--- Your task ---
Write out all entries word for word.
+++ Items +++
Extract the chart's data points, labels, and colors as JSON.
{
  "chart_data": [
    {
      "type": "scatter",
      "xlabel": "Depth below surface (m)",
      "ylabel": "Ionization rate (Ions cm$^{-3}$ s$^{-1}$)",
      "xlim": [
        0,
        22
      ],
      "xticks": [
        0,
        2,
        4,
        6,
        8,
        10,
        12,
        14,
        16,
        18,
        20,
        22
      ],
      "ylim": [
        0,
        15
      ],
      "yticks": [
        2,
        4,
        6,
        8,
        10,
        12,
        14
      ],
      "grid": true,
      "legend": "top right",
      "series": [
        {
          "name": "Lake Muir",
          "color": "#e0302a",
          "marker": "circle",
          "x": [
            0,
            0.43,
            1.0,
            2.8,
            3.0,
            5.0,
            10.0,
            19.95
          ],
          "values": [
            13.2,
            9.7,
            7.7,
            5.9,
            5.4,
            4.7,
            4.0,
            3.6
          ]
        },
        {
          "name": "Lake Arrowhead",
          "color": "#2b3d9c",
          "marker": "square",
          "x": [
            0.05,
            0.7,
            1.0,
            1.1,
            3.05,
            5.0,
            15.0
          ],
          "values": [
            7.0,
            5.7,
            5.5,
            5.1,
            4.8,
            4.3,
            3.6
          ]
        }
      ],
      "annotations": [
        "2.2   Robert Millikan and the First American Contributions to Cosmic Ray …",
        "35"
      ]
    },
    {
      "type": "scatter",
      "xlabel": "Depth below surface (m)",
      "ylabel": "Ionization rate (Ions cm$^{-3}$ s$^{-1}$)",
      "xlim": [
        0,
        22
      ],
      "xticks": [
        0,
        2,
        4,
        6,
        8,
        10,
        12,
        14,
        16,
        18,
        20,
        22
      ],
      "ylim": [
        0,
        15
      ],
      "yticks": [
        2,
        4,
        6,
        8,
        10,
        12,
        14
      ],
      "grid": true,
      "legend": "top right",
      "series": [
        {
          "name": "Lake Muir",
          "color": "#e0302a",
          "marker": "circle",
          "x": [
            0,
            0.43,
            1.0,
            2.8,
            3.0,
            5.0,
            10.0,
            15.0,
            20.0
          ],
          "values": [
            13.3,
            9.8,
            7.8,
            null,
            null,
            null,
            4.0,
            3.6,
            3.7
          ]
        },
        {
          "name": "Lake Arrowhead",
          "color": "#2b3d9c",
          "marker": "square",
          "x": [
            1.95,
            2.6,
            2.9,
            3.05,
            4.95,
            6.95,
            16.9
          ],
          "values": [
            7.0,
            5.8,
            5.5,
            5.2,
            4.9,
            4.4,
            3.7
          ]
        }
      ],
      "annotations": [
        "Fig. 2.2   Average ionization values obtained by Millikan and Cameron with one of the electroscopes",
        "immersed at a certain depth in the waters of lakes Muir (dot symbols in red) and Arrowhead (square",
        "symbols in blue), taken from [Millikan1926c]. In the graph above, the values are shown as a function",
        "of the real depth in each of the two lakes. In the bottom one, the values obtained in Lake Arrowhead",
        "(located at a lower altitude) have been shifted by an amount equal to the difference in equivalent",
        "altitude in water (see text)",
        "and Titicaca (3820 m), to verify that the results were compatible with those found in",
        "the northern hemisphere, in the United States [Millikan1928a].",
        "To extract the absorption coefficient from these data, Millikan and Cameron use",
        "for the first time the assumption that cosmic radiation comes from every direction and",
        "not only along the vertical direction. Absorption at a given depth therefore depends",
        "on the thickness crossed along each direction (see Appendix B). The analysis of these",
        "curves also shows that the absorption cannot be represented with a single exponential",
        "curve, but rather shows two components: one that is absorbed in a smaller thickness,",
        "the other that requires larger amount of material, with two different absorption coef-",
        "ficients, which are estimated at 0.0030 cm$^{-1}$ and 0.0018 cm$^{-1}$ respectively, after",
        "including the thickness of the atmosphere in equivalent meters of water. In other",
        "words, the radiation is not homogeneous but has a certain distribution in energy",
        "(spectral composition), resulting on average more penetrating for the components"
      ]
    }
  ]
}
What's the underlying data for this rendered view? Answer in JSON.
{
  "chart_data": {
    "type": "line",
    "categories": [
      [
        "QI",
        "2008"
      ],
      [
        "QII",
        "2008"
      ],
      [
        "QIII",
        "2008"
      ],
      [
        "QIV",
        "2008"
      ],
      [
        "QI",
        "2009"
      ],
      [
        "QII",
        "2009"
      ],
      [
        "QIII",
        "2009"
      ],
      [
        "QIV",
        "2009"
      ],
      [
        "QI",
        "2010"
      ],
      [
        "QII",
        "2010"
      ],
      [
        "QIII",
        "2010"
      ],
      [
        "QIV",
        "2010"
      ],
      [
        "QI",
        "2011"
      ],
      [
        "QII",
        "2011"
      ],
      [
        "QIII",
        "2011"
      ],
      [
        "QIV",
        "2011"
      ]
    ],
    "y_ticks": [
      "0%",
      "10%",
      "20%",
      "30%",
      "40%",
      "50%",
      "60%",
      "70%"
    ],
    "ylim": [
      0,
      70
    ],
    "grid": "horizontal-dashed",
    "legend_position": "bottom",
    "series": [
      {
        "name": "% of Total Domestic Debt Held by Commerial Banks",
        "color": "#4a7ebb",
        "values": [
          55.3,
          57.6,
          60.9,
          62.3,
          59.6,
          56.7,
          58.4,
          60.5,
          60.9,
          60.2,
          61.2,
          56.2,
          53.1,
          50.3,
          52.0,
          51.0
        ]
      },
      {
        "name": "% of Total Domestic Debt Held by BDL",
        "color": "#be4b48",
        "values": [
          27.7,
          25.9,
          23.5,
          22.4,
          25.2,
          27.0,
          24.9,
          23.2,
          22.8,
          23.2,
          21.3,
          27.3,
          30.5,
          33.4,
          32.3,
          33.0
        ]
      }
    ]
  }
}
+++
--- Complete output ---
Extract the chart's data points, labels, and colors as JSON.
{
  "chart_data": [
    {
      "type": "scatter",
      "xlabel": "Depth below surface (m)",
      "ylabel": "Ionization rate (Ions cm$^{-3}$ s$^{-1}$)",
      "xlim": [
        0,
        22
      ],
      "xticks": [
        0,
        2,
        4,
        6,
        8,
        10,
        12,
        14,
        16,
        18,
        20,
        22
      ],
      "ylim": [
        0,
        15
      ],
      "yticks": [
        2,
        4,
        6,
        8,
        10,
        12,
        14
      ],
      "grid": true,
      "legend": "top right",
      "series": [
        {
          "name": "Lake Muir",
          "color": "#e0302a",
          "marker": "circle",
          "x": [
            0,
            0.43,
            1.0,
            2.8,
            3.0,
            5.0,
            10.0,
            19.95
          ],
          "values": [
            13.2,
            9.7,
            7.7,
            5.9,
            5.4,
            4.7,
            4.0,
            3.6
          ]
        },
        {
          "name": "Lake Arrowhead",
          "color": "#2b3d9c",
          "marker": "square",
          "x": [
            0.05,
            0.7,
            1.0,
            1.1,
            3.05,
            5.0,
            15.0
          ],
          "values": [
            7.0,
            5.7,
            5.5,
            5.1,
            4.8,
            4.3,
            3.6
          ]
        }
      ],
      "annotations": [
        "2.2   Robert Millikan and the First American Contributions to Cosmic Ray …",
        "35"
      ]
    },
    {
      "type": "scatter",
      "xlabel": "Depth below surface (m)",
      "ylabel": "Ionization rate (Ions cm$^{-3}$ s$^{-1}$)",
      "xlim": [
        0,
        22
      ],
      "xticks": [
        0,
        2,
        4,
        6,
        8,
        10,
        12,
        14,
        16,
        18,
        20,
        22
      ],
      "ylim": [
        0,
        15
      ],
      "yticks": [
        2,
        4,
        6,
        8,
        10,
        12,
        14
      ],
      "grid": true,
      "legend": "top right",
      "series": [
        {
          "name": "Lake Muir",
          "color": "#e0302a",
          "marker": "circle",
          "x": [
            0,
            0.43,
            1.0,
            2.8,
            3.0,
            5.0,
            10.0,
            15.0,
            20.0
          ],
          "values": [
            13.3,
            9.8,
            7.8,
            null,
            null,
            null,
            4.0,
            3.6,
            3.7
          ]
        },
        {
          "name": "Lake Arrowhead",
          "color": "#2b3d9c",
          "marker": "square",
          "x": [
            1.95,
            2.6,
            2.9,
            3.05,
            4.95,
            6.95,
            16.9
          ],
          "values": [
            7.0,
            5.8,
            5.5,
            5.2,
            4.9,
            4.4,
            3.7
          ]
        }
      ],
      "annotations": [
        "Fig. 2.2   Average ionization values obtained by Millikan and Cameron with one of the electroscopes",
        "immersed at a certain depth in the waters of lakes Muir (dot symbols in red) and Arrowhead (square",
        "symbols in blue), taken from [Millikan1926c]. In the graph above, the values are shown as a function",
        "of the real depth in each of the two lakes. In the bottom one, the values obtained in Lake Arrowhead",
        "(located at a lower altitude) have been shifted by an amount equal to the difference in equivalent",
        "altitude in water (see text)",
        "and Titicaca (3820 m), to verify that the results were compatible with those found in",
        "the northern hemisphere, in the United States [Millikan1928a].",
        "To extract the absorption coefficient from these data, Millikan and Cameron use",
        "for the first time the assumption that cosmic radiation comes from every direction and",
        "not only along the vertical direction. Absorption at a given depth therefore depends",
        "on the thickness crossed along each direction (see Appendix B). The analysis of these",
        "curves also shows that the absorption cannot be represented with a single exponential",
        "curve, but rather shows two components: one that is absorbed in a smaller thickness,",
        "the other that requires larger amount of material, with two different absorption coef-",
        "ficients, which are estimated at 0.0030 cm$^{-1}$ and 0.0018 cm$^{-1}$ respectively, after",
        "including the thickness of the atmosphere in equivalent meters of water. In other",
        "words, the radiation is not homogeneous but has a certain distribution in energy",
        "(spectral composition), resulting on average more penetrating for the components"
      ]
    }
  ]
}
What's the underlying data for this rendered view? Answer in JSON.
{
  "chart_data": {
    "type": "line",
    "categories": [
      [
        "QI",
        "2008"
      ],
      [
        "QII",
        "2008"
      ],
      [
        "QIII",
        "2008"
      ],
      [
        "QIV",
        "2008"
      ],
      [
        "QI",
        "2009"
      ],
      [
        "QII",
        "2009"
      ],
      [
        "QIII",
        "2009"
      ],
      [
        "QIV",
        "2009"
      ],
      [
        "QI",
        "2010"
      ],
      [
        "QII",
        "2010"
      ],
      [
        "QIII",
        "2010"
      ],
      [
        "QIV",
        "2010"
      ],
      [
        "QI",
        "2011"
      ],
      [
        "QII",
        "2011"
      ],
      [
        "QIII",
        "2011"
      ],
      [
        "QIV",
        "2011"
      ]
    ],
    "y_ticks": [
      "0%",
      "10%",
      "20%",
      "30%",
      "40%",
      "50%",
      "60%",
      "70%"
    ],
    "ylim": [
      0,
      70
    ],
    "grid": "horizontal-dashed",
    "legend_position": "bottom",
    "series": [
      {
        "name": "% of Total Domestic Debt Held by Commerial Banks",
        "color": "#4a7ebb",
        "values": [
          55.3,
          57.6,
          60.9,
          62.3,
          59.6,
          56.7,
          58.4,
          60.5,
          60.9,
          60.2,
          61.2,
          56.2,
          53.1,
          50.3,
          52.0,
          51.0
        ]
      },
      {
        "name": "% of Total Domestic Debt Held by BDL",
        "color": "#be4b48",
        "values": [
          27.7,
          25.9,
          23.5,
          22.4,
          25.2,
          27.0,
          24.9,
          23.2,
          22.8,
          23.2,
          21.3,
          27.3,
          30.5,
          33.4,
          32.3,
          33.0
        ]
      }
    ]
  }
}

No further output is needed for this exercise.